> _To be done_
Write out all of the lines below, exactly and completely.

----- Exercise inputs

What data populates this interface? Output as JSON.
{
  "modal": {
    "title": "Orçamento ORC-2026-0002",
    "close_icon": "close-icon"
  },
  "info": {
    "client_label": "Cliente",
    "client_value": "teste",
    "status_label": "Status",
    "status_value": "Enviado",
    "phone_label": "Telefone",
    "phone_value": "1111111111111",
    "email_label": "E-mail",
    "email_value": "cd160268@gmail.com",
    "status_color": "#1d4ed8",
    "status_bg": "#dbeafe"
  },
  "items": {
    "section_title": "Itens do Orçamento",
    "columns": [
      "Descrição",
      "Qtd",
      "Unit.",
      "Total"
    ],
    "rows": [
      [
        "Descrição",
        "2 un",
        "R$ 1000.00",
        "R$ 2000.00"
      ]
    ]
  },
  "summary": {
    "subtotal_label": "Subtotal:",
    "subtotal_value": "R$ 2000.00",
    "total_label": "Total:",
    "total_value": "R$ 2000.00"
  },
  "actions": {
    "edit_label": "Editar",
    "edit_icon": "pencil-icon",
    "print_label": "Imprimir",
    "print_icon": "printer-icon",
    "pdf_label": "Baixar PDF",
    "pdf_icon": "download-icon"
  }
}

----------

> _Result below_
What data populates this interface? Output as JSON.
{
  "modal": {
    "title": "Orçamento ORC-2026-0002",
    "close_icon": "close-icon"
  },
  "info": {
    "client_label": "Cliente",
    "client_value": "teste",
    "status_label": "Status",
    "status_value": "Enviado",
    "phone_label": "Telefone",
    "phone_value": "1111111111111",
    "email_label": "E-mail",
    "email_value": "cd160268@gmail.com",
    "status_color": "#1d4ed8",
    "status_bg": "#dbeafe"
  },
  "items": {
    "section_title": "Itens do Orçamento",
    "columns": [
      "Descrição",
      "Qtd",
      "Unit.",
      "Total"
    ],
    "rows": [
      [
        "Descrição",
        "2 un",
        "R$ 1000.00",
        "R$ 2000.00"
      ]
    ]
  },
  "summary": {
    "subtotal_label": "Subtotal:",
    "subtotal_value": "R$ 2000.00",
    "total_label": "Total:",
    "total_value": "R$ 2000.00"
  },
  "actions": {
    "edit_label": "Editar",
    "edit_icon": "pencil-icon",
    "print_label": "Imprimir",
    "print_icon": "printer-icon",
    "pdf_label": "Baixar PDF",
    "pdf_icon": "download-icon"
  }
}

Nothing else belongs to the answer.